Objective: Each entry below must be repeated exactly, with pictures left out.
++++++++++
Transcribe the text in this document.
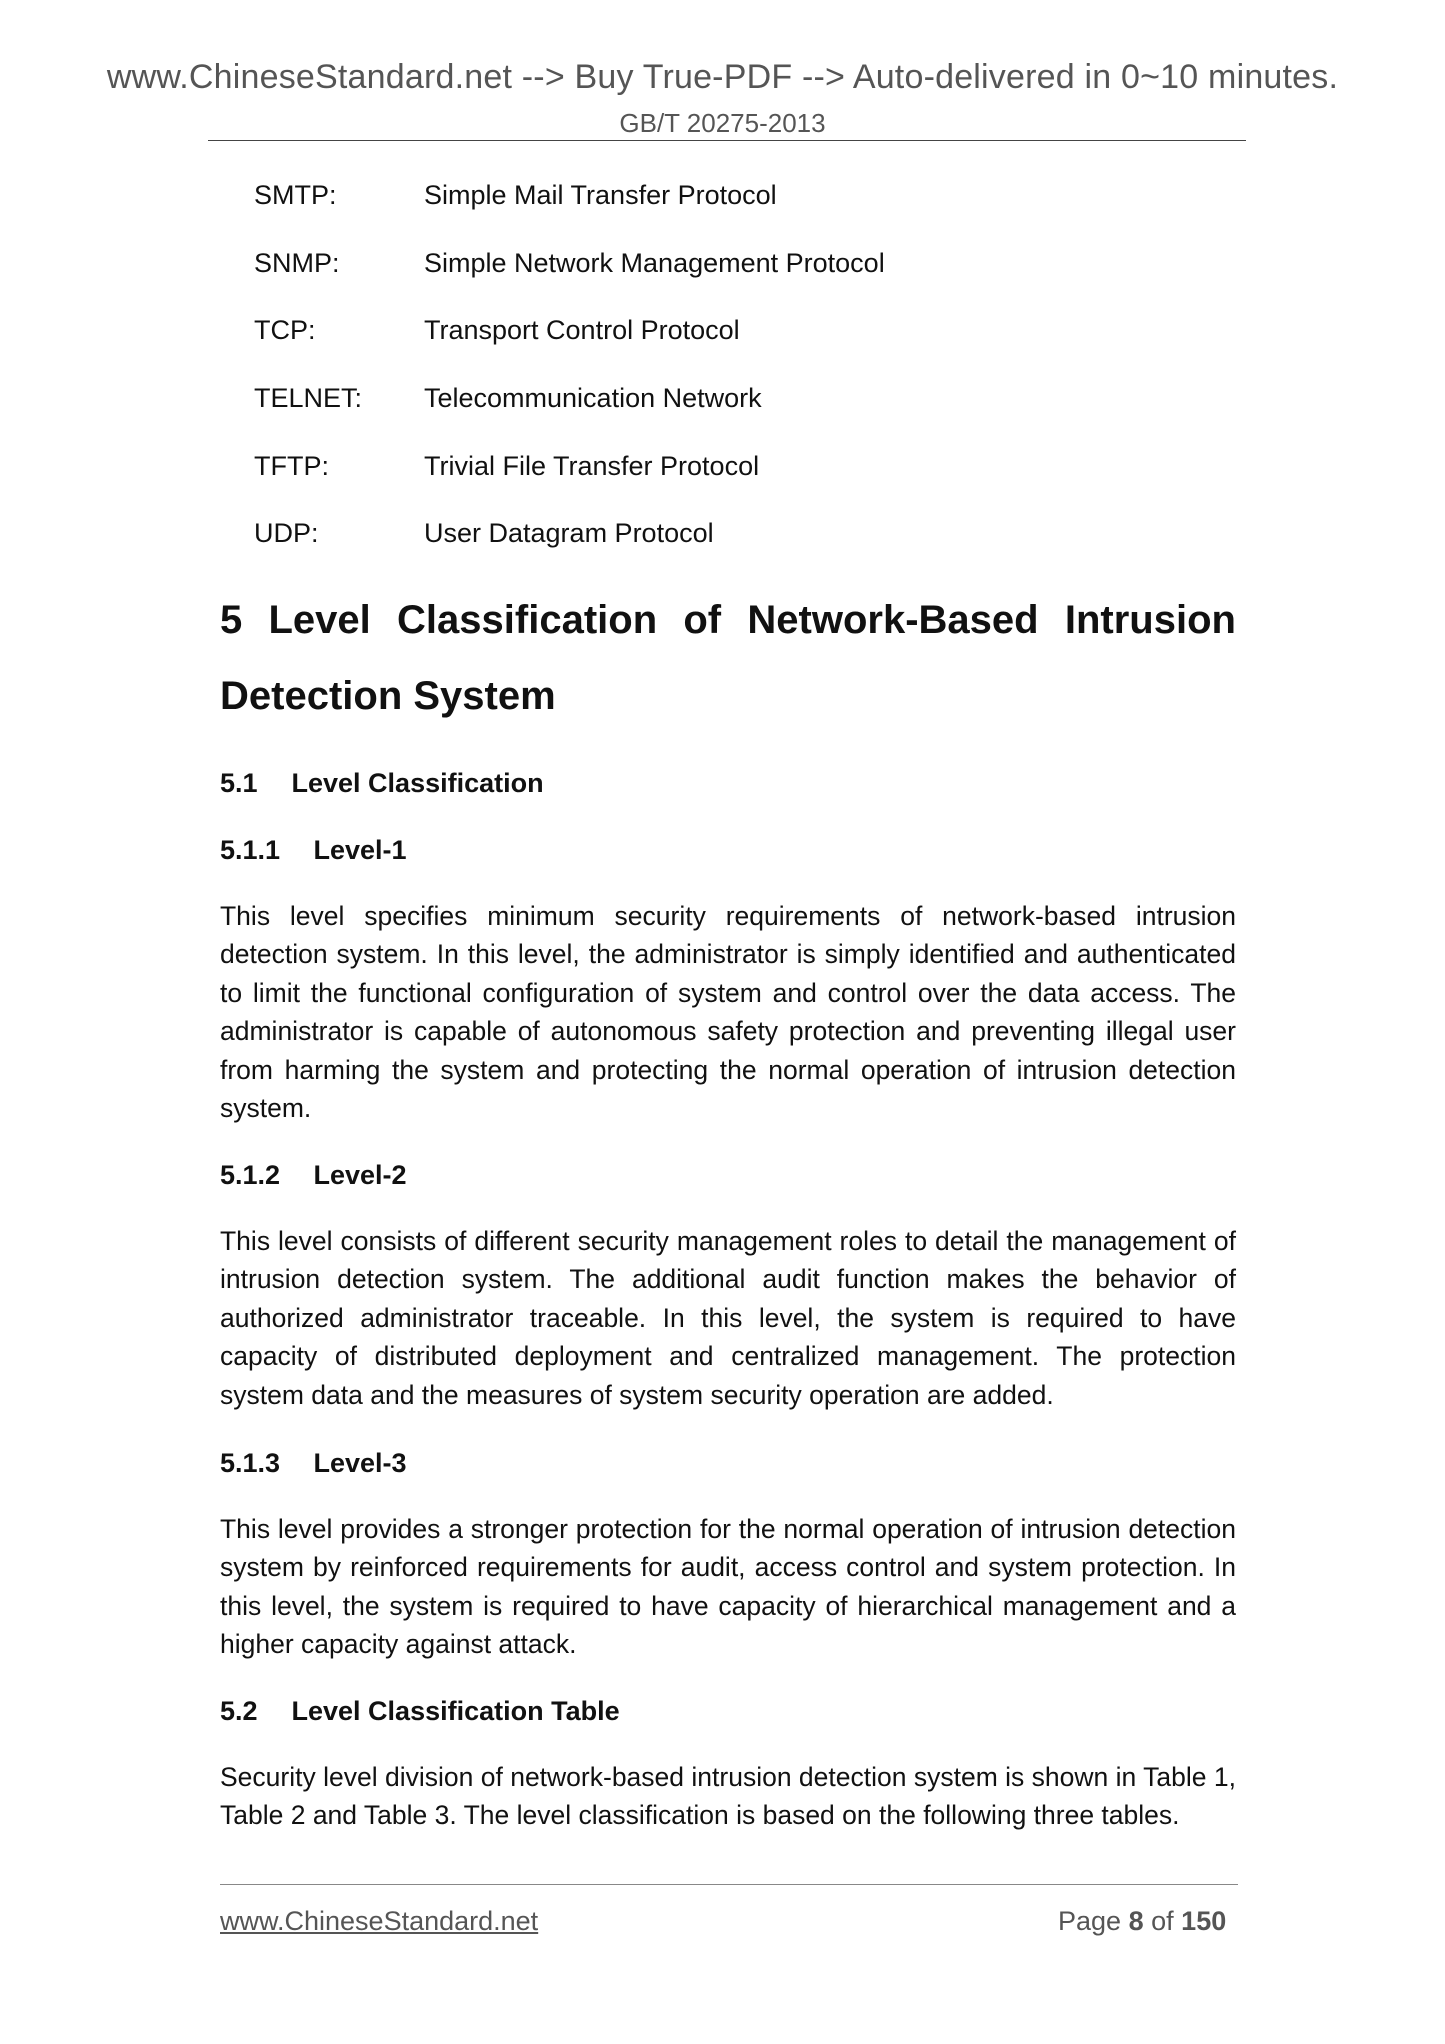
www.ChineseStandard.net --> Buy True-PDF --> Auto-delivered in 0~10 minutes.
GB/T 20275-2013
SMTP:	Simple Mail Transfer Protocol
SNMP:	Simple Network Management Protocol
TCP:	Transport Control Protocol
TELNET: Telecommunication Network
TFTP:	Trivial File Transfer Protocol
UDP:	User Datagram Protocol
5 Level Classification of Network-Based Intrusion
Detection System
5.1 Level Classification
5.1.1 Level-1
This level specifies minimum security requirements of network-based intrusion detection system. In this level, the administrator is simply identified and authenticated to limit the functional configuration of system and control over the data access. The administrator is capable of autonomous safety protection and preventing illegal user from harming the system and protecting the normal operation of intrusion detection system.
5.1.2 Level-2
This level consists of different security management roles to detail the management of intrusion detection system. The additional audit function makes the behavior of authorized administrator traceable. In this level, the system is required to have capacity of distributed deployment and centralized management. The protection system data and the measures of system security operation are added.
5.1.3 Level-3
This level provides a stronger protection for the normal operation of intrusion detection system by reinforced requirements for audit, access control and system protection. In this level, the system is required to have capacity of hierarchical management and a higher capacity against attack.
5.2 Level Classification Table
Security level division of network-based intrusion detection system is shown in Table 1, Table 2 and Table 3. The level classification is based on the following three tables.
www.ChineseStandard.net	Page 8 of 150
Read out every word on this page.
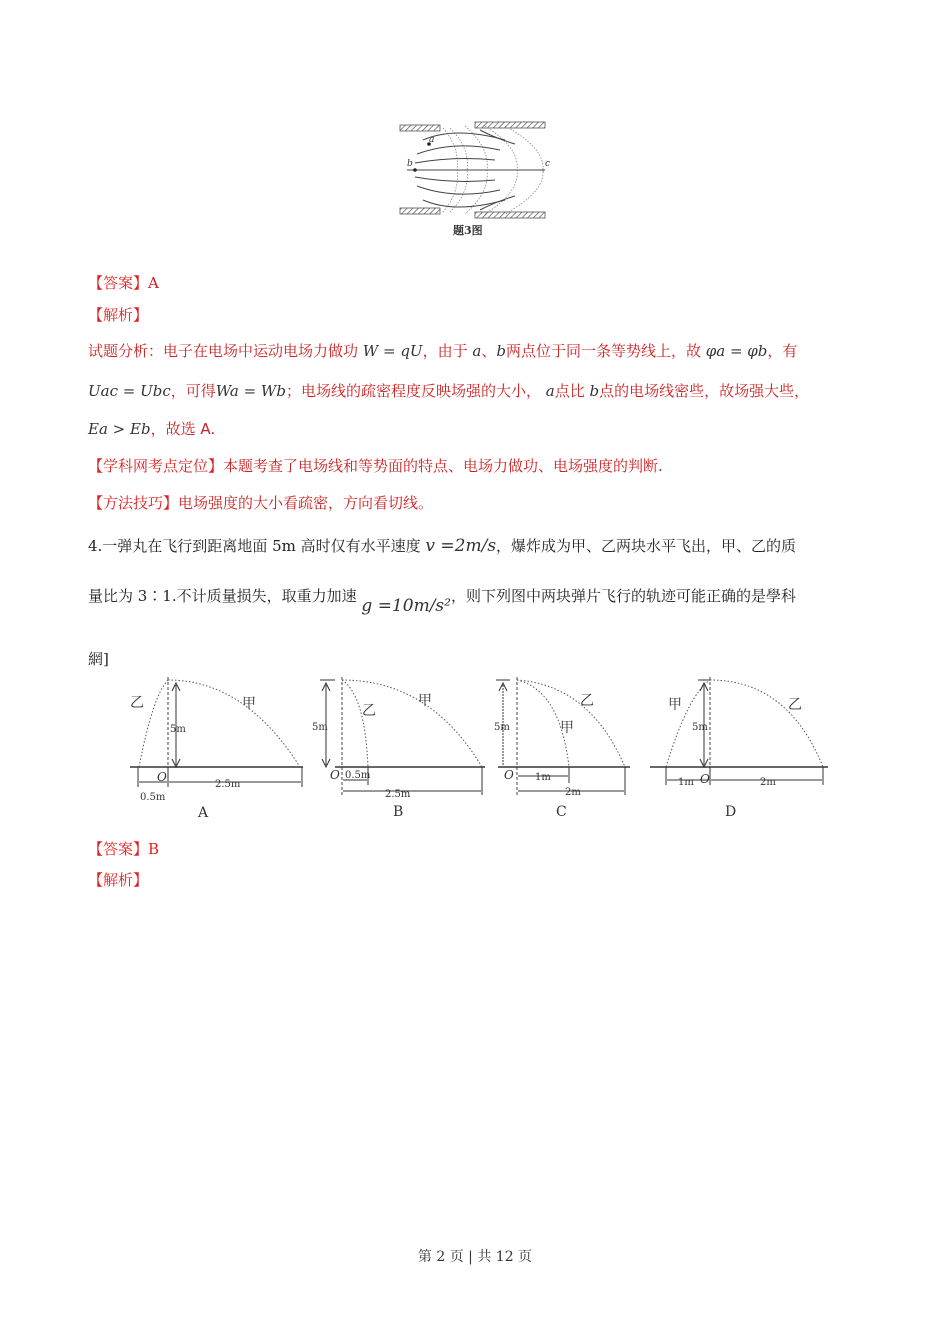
a
b	c
题3图
【答案】A
【解析】
试题分析：电子在电场中运动电场力做功 W = qU，由于 a、b两点位于同一条等势线上，故 φa = φb，有
Uac = Ubc，可得Wa = Wb；电场线的疏密程度反映场强的大小， a点比 b点的电场线密些，故场强大些，
Ea > Eb，故选 A.
【学科网考点定位】本题考查了电场线和等势面的特点、电场力做功、电场强度的判断.
【方法技巧】电场强度的大小看疏密，方向看切线。
4.一弹丸在飞行到距离地面 5m 高时仅有水平速度 v =2m/s，爆炸成为甲、乙两块水平飞出，甲、乙的质
量比为 3∶1.不计质量损失，取重力加速 g =10m/s²，则下列图中两块弹片飞行的轨迹可能正确的是學科
網]
乙	甲
5m
O
0.5m
2.5m
A
乙
甲
5m
O 0.5m
2.5m
B
甲
乙
5m
O 1m
2m
C
甲	乙
5m
O
1m	2m
D
【答案】B
【解析】
第 2 页 | 共 12 页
++++++++++
Exercise response:
Transcribe the text in this document.
www.ChineseStandard.net --> Buy True-PDF --> Auto-delivered in 0~10 minutes.
GB/T 20275-2013
SMTP:	Simple Mail Transfer Protocol
SNMP:	Simple Network Management Protocol
TCP:	Transport Control Protocol
TELNET: Telecommunication Network
TFTP:	Trivial File Transfer Protocol
UDP:	User Datagram Protocol
5 Level Classification of Network-Based Intrusion
Detection System
5.1 Level Classification
5.1.1 Level-1
This level specifies minimum security requirements of network-based intrusion detection system. In this level, the administrator is simply identified and authenticated to limit the functional configuration of system and control over the data access. The administrator is capable of autonomous safety protection and preventing illegal user from harming the system and protecting the normal operation of intrusion detection system.
5.1.2 Level-2
This level consists of different security management roles to detail the management of intrusion detection system. The additional audit function makes the behavior of authorized administrator traceable. In this level, the system is required to have capacity of distributed deployment and centralized management. The protection system data and the measures of system security operation are added.
5.1.3 Level-3
This level provides a stronger protection for the normal operation of intrusion detection system by reinforced requirements for audit, access control and system protection. In this level, the system is required to have capacity of hierarchical management and a higher capacity against attack.
5.2 Level Classification Table
Security level division of network-based intrusion detection system is shown in Table 1, Table 2 and Table 3. The level classification is based on the following three tables.
www.ChineseStandard.net	Page 8 of 150
Read out every word on this page.
a
b	c
题3图
【答案】A
【解析】
试题分析：电子在电场中运动电场力做功 W = qU，由于 a、b两点位于同一条等势线上，故 φa = φb，有
Uac = Ubc，可得Wa = Wb；电场线的疏密程度反映场强的大小， a点比 b点的电场线密些，故场强大些，
Ea > Eb，故选 A.
【学科网考点定位】本题考查了电场线和等势面的特点、电场力做功、电场强度的判断.
【方法技巧】电场强度的大小看疏密，方向看切线。
4.一弹丸在飞行到距离地面 5m 高时仅有水平速度 v =2m/s，爆炸成为甲、乙两块水平飞出，甲、乙的质
量比为 3∶1.不计质量损失，取重力加速 g =10m/s²，则下列图中两块弹片飞行的轨迹可能正确的是學科
網]
乙	甲
5m
O
0.5m
2.5m
A
乙
甲
5m
O 0.5m
2.5m
B
甲
乙
5m
O 1m
2m
C
甲	乙
5m
O
1m	2m
D
【答案】B
【解析】
第 2 页 | 共 12 页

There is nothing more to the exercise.